*Exercise task*
Collect each line of the entries that holds the string "name".

____ Supplied data

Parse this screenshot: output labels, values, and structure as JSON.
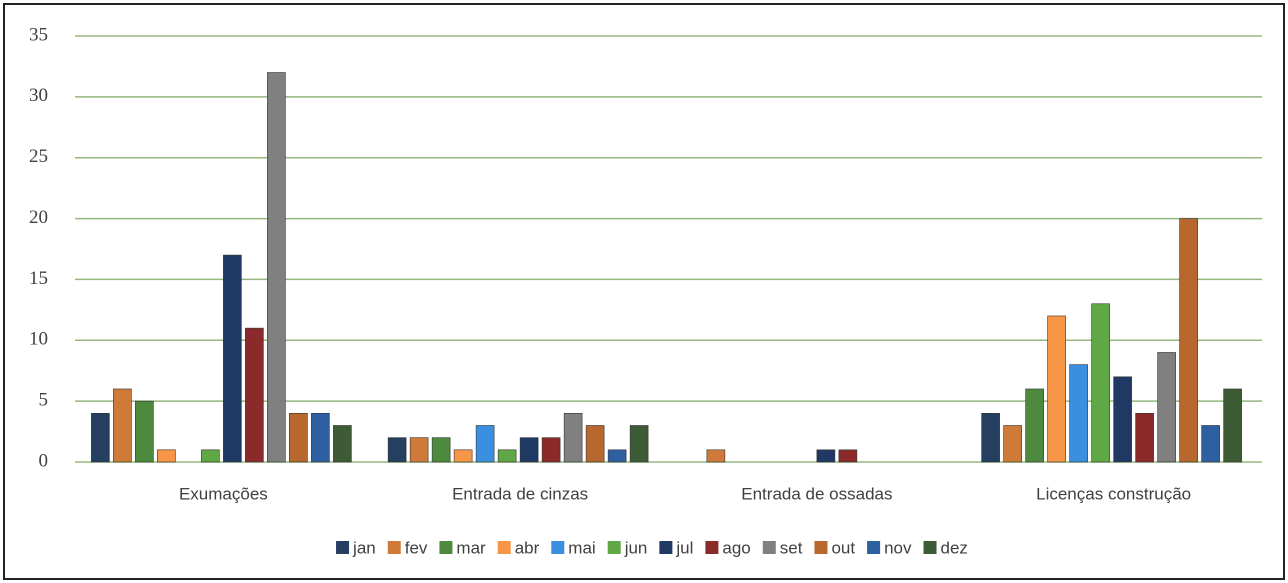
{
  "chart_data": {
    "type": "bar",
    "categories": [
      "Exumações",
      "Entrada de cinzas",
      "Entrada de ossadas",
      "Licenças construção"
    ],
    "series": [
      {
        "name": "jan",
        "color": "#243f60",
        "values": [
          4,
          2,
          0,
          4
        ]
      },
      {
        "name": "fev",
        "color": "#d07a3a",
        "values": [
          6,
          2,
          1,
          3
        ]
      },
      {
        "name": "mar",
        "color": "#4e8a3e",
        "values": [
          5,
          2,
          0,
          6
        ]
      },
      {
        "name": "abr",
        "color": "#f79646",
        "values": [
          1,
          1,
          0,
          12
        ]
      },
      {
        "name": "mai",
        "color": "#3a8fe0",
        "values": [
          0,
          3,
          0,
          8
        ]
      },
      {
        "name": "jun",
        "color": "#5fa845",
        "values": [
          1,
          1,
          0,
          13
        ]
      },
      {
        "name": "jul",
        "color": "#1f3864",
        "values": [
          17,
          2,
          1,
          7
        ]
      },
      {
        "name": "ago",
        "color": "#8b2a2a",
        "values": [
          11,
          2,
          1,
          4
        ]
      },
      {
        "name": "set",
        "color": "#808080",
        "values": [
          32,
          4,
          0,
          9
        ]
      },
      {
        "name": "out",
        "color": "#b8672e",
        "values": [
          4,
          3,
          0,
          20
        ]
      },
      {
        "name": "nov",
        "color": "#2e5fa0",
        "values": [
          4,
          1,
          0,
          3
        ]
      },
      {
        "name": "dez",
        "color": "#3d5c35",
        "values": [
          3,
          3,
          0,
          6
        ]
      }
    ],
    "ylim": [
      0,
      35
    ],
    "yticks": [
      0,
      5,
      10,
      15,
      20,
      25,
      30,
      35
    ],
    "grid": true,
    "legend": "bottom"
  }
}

________

*Output*
        "name": "jan",
        "name": "fev",
        "name": "mar",
        "name": "abr",
        "name": "mai",
        "name": "jun",
        "name": "jul",
        "name": "ago",
        "name": "set",
        "name": "out",
        "name": "nov",
        "name": "dez",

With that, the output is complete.